**Brano dell'esercizio**.
L’ Ambulocetus, conosciuto come la “balena che cammina”, è invece un esempio di transizione tra mammiferi terrestri ancestrali e cetacei moderni (balene, delfini). Vissuto circa 50 milioni di anni fa, aveva caratteristiche sia di mammiferi terrestri (arti capaci di sostenere il suo peso sulla terra) sia di cetacei moderni (adattamenti per la vita acquatica, come arti posteriori ridotti e una struttura del corpo idrodinamica). Esso evidenzia la transizione evolutiva da mammiferi terrestri a mammiferi marini completamente acquatici.
Non è assolutamente da dimenticare l’Australopithecus afarensis, uno dei più noti possibili antenati umani come la famosa Lucy, che mostra caratteristiche di transizione tra antichi primati non umani e generi successivi, come il genere Homo. Vissuto circa 3,2 milioni di anni fa, aveva caratteristiche sia dei primati non umani (dimensioni cerebrali più piccole, facce pronunciate) sia degli umani moderni (bipedismo, alcuni adattamenti nel bacino e nelle gambe per camminare eretti) e aiuta a tracciare l’evoluzione del bipedismo e di altre caratteristiche umane distintive.

**Compiti dell'esercizio**.
A) Rispondi a queste domande sul brano sull'Ambulocetus e l'Australopithecus:
(i) Con quale nome è conosciuto l'Ambulocetus?
(ii) Circa quanti anni fa visse l'Ambulocetus?
(iii) Quali caratteristiche dei primati non umani aveva l'Australopithecus afarensis?
B) Riprendi il brano sull'Ambulocetus e l'Australopithecus dal punto in cui si ferma e portalo avanti.
Le righe non servono a nulla in questo lavoro.

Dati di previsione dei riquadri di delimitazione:

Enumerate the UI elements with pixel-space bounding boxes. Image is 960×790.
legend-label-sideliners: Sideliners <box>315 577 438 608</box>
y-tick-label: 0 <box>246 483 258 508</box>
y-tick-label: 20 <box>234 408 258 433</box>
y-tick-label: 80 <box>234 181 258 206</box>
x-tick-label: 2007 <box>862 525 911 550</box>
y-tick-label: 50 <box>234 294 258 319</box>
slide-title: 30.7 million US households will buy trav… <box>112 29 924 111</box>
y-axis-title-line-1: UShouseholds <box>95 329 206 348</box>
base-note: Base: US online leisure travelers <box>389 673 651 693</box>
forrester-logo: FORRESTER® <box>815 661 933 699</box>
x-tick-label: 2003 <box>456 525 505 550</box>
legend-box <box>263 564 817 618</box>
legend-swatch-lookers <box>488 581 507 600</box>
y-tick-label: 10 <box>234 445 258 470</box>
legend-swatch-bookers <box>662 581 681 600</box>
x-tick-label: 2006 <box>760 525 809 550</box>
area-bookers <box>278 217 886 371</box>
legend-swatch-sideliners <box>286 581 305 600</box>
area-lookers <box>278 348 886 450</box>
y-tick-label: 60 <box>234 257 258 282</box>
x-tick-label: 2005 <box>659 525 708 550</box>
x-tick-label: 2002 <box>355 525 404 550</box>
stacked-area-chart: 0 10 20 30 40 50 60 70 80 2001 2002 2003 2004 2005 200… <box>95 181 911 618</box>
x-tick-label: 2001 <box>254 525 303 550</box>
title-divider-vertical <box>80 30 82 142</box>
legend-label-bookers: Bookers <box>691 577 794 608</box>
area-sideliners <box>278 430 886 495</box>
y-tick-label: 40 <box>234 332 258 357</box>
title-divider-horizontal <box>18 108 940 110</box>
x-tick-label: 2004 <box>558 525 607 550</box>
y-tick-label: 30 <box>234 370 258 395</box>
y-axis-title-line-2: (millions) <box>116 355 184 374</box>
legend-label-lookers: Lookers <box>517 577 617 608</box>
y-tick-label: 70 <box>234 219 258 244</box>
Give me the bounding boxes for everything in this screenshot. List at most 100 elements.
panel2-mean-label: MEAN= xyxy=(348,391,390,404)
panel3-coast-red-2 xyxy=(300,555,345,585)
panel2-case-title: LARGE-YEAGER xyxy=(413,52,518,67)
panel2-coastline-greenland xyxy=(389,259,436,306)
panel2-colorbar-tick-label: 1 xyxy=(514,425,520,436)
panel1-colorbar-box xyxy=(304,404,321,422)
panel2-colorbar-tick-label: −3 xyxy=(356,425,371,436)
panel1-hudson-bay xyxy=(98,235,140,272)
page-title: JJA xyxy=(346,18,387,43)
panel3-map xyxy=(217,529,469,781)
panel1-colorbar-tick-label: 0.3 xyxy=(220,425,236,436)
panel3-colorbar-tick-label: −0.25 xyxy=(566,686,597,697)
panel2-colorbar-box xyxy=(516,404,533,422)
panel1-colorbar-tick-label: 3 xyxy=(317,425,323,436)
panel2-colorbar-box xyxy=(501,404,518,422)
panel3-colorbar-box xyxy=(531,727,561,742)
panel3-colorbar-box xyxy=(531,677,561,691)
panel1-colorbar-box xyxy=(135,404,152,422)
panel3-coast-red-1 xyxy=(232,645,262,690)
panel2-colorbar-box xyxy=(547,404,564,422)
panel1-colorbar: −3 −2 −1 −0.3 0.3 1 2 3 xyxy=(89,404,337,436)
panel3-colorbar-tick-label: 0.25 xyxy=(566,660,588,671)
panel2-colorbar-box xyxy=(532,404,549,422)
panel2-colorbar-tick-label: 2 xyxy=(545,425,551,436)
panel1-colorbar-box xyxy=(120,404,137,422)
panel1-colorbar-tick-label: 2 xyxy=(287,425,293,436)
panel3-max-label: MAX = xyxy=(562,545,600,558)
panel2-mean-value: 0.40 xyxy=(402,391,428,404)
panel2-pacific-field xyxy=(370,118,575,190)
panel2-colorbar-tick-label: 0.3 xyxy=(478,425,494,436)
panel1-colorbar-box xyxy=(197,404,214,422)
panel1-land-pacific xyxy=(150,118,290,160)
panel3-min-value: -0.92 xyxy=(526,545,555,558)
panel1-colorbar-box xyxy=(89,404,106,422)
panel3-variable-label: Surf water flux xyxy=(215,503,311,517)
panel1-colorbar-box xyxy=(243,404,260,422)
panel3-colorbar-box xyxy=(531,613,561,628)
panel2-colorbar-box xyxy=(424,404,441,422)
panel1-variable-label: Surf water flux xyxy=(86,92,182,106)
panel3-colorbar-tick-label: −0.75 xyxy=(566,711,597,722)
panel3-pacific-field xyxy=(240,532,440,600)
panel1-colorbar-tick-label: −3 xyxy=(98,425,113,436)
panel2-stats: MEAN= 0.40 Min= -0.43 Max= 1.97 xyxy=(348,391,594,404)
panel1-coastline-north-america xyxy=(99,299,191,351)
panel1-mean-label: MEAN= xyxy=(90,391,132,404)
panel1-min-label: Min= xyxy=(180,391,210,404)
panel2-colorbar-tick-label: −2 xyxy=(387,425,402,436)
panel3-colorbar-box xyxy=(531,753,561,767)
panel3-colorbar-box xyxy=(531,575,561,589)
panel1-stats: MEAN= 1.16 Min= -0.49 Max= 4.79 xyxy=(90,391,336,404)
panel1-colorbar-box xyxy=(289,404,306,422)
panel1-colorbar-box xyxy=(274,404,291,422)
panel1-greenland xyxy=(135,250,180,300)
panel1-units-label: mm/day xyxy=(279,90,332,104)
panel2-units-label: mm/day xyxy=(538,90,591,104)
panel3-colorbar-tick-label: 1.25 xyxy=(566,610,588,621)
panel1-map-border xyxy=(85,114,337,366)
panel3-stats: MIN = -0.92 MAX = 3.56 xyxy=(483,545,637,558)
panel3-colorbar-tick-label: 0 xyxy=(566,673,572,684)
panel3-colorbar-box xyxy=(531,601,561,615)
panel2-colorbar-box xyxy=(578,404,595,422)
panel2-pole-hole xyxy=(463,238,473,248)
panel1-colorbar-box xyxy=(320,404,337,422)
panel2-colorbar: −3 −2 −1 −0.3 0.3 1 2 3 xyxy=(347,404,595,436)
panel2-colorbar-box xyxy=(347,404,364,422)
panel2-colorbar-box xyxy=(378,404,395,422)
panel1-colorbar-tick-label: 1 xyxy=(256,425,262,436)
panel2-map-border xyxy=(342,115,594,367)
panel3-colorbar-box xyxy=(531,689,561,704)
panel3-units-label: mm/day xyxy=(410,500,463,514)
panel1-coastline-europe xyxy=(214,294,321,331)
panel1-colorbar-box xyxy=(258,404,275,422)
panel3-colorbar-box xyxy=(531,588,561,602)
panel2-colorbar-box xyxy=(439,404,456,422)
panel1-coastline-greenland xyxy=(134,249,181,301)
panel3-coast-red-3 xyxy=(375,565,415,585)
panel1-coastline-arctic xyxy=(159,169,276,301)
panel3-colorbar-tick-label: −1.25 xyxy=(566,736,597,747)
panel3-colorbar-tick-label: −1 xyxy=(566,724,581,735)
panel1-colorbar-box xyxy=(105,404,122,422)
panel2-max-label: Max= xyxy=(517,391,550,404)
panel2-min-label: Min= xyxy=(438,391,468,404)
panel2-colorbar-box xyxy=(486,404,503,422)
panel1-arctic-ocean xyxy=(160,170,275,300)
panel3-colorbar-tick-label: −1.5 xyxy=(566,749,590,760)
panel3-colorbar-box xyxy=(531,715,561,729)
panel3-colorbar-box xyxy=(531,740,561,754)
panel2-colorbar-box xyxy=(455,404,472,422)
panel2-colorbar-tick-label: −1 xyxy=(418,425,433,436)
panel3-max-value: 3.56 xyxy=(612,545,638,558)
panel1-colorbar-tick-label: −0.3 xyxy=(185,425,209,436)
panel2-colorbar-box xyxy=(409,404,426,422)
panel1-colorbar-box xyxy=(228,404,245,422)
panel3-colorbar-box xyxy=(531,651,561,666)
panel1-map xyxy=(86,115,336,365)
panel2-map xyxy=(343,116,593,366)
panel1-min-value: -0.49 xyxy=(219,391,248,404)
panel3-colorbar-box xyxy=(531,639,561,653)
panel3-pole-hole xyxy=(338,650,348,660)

**Risposte ai compiti**.
A)
(i) È conosciuto come la "balena che cammina".
(ii) Visse circa 50 milioni di anni fa.
(iii) Aveva dimensioni cerebrali più piccole e facce pronunciate.

B)
Un momento della visita al Gabinetto Scientifico

Exaptation: la seconda vita delle caratteristiche

Durante la visita al Gabinetto Scientifico e alla Wuderkammer del Museo, i partecipanti hanno potuto scoprire l’exaptation, concetto introdotto dai paleontologi Stephen Jay Gould ed Elisabeth Vrba nel 1982. Si tratta del processo per cui caratteristiche sviluppate per una funzione vengono riadattate per nuovi usi, mostrando come la natura sia abilissima a “riciclare” e innovare. Tra gli esempi, citati da Paparot, rientrano le piume degli uccelli. Si pensa che in origine le piume si siano evolute nei dinosauri con funzione di termoregolazione o per il corteggiamento, e che successivamente, siano state exaptate per il volo negli uccelli. Le piume conservano ancora le loro funzioni originali, ma ora sono anche strumentali per il volo, offrendo isolamento e capacità aerodinamiche. Altro esempio citato è stato quello della conchiglia dei molluschi, inizialmente come adattamento per la difesa dai predatori e successivamente utilizzata per colonizzare l’ambiente terrestre in quanto si è rivelata utile per evitare la perdita d’acqua.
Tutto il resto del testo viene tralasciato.